* _Written request_
Can you restate the records below word for word?

* _Extracted records_
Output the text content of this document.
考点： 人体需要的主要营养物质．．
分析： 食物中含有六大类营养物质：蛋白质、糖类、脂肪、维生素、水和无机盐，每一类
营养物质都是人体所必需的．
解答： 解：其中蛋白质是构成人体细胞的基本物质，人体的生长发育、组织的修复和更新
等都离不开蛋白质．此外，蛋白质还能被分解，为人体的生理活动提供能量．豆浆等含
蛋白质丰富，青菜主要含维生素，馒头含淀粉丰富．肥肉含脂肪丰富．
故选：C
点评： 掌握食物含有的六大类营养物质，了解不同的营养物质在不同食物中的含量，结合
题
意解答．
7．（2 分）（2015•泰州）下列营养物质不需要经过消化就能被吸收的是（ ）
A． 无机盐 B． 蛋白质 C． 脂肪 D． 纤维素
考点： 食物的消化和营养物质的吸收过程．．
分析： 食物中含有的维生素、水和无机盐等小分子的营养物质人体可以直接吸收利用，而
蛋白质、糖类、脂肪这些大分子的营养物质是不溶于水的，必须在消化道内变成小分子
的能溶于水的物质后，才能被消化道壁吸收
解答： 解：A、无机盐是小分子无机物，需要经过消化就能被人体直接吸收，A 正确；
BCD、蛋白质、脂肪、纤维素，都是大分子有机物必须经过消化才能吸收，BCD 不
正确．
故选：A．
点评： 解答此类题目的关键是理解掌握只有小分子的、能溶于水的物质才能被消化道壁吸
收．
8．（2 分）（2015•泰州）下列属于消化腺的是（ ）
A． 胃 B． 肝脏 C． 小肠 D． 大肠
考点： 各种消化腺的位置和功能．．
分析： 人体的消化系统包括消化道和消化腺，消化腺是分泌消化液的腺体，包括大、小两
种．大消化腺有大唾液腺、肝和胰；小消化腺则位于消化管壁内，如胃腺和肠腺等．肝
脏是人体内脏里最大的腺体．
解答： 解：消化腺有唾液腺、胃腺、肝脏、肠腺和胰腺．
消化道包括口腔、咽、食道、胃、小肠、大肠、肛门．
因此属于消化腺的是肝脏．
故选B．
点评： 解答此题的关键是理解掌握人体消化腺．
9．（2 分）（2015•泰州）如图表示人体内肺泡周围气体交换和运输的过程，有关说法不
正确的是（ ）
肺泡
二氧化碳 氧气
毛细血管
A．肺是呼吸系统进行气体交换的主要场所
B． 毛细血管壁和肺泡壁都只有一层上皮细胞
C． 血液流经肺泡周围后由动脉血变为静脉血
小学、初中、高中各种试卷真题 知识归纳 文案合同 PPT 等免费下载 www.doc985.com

* _Reply_
Output the text content of this document.
考点： 人体需要的主要营养物质．．
分析： 食物中含有六大类营养物质：蛋白质、糖类、脂肪、维生素、水和无机盐，每一类
营养物质都是人体所必需的．
解答： 解：其中蛋白质是构成人体细胞的基本物质，人体的生长发育、组织的修复和更新
等都离不开蛋白质．此外，蛋白质还能被分解，为人体的生理活动提供能量．豆浆等含
蛋白质丰富，青菜主要含维生素，馒头含淀粉丰富．肥肉含脂肪丰富．
故选：C
点评： 掌握食物含有的六大类营养物质，了解不同的营养物质在不同食物中的含量，结合
题
意解答．
7．（2 分）（2015•泰州）下列营养物质不需要经过消化就能被吸收的是（ ）
A． 无机盐 B． 蛋白质 C． 脂肪 D． 纤维素
考点： 食物的消化和营养物质的吸收过程．．
分析： 食物中含有的维生素、水和无机盐等小分子的营养物质人体可以直接吸收利用，而
蛋白质、糖类、脂肪这些大分子的营养物质是不溶于水的，必须在消化道内变成小分子
的能溶于水的物质后，才能被消化道壁吸收
解答： 解：A、无机盐是小分子无机物，需要经过消化就能被人体直接吸收，A 正确；
BCD、蛋白质、脂肪、纤维素，都是大分子有机物必须经过消化才能吸收，BCD 不
正确．
故选：A．
点评： 解答此类题目的关键是理解掌握只有小分子的、能溶于水的物质才能被消化道壁吸
收．
8．（2 分）（2015•泰州）下列属于消化腺的是（ ）
A． 胃 B． 肝脏 C． 小肠 D． 大肠
考点： 各种消化腺的位置和功能．．
分析： 人体的消化系统包括消化道和消化腺，消化腺是分泌消化液的腺体，包括大、小两
种．大消化腺有大唾液腺、肝和胰；小消化腺则位于消化管壁内，如胃腺和肠腺等．肝
脏是人体内脏里最大的腺体．
解答： 解：消化腺有唾液腺、胃腺、肝脏、肠腺和胰腺．
消化道包括口腔、咽、食道、胃、小肠、大肠、肛门．
因此属于消化腺的是肝脏．
故选B．
点评： 解答此题的关键是理解掌握人体消化腺．
9．（2 分）（2015•泰州）如图表示人体内肺泡周围气体交换和运输的过程，有关说法不
正确的是（ ）
肺泡
二氧化碳 氧气
毛细血管
A．肺是呼吸系统进行气体交换的主要场所
B． 毛细血管壁和肺泡壁都只有一层上皮细胞
C． 血液流经肺泡周围后由动脉血变为静脉血
小学、初中、高中各种试卷真题 知识归纳 文案合同 PPT 等免费下载 www.doc985.com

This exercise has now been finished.